### Exercise
Return the data exactly, with all pictures removed.

### Supplied data
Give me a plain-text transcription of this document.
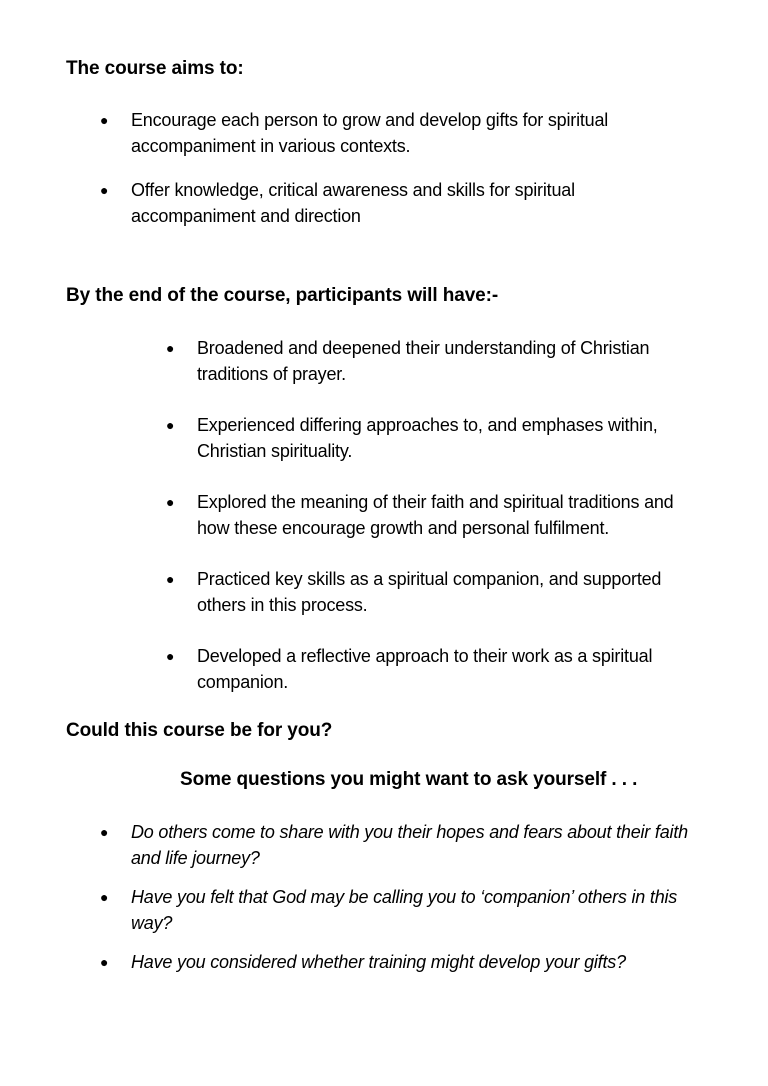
The course aims to:
● Encourage each person to grow and develop gifts for spiritual accompaniment in various contexts.
● Offer knowledge, critical awareness and skills for spiritual accompaniment and direction
By the end of the course, participants will have:-
● Broadened and deepened their understanding of Christian traditions of prayer.
● Experienced differing approaches to, and emphases within, Christian spirituality.
● Explored the meaning of their faith and spiritual traditions and how these encourage growth and personal fulfilment.
● Practiced key skills as a spiritual companion, and supported others in this process.
● Developed a reflective approach to their work as a spiritual companion.
Could this course be for you?
Some questions you might want to ask yourself . . .
● Do others come to share with you their hopes and fears about their faith and life journey?
● Have you felt that God may be calling you to ‘companion’ others in this way?
● Have you considered whether training might develop your gifts?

### Complete answer
Give me a plain-text transcription of this document.
The course aims to:
● Encourage each person to grow and develop gifts for spiritual accompaniment in various contexts.
● Offer knowledge, critical awareness and skills for spiritual accompaniment and direction
By the end of the course, participants will have:-
● Broadened and deepened their understanding of Christian traditions of prayer.
● Experienced differing approaches to, and emphases within, Christian spirituality.
● Explored the meaning of their faith and spiritual traditions and how these encourage growth and personal fulfilment.
● Practiced key skills as a spiritual companion, and supported others in this process.
● Developed a reflective approach to their work as a spiritual companion.
Could this course be for you?
Some questions you might want to ask yourself . . .
● Do others come to share with you their hopes and fears about their faith and life journey?
● Have you felt that God may be calling you to ‘companion’ others in this way?
● Have you considered whether training might develop your gifts?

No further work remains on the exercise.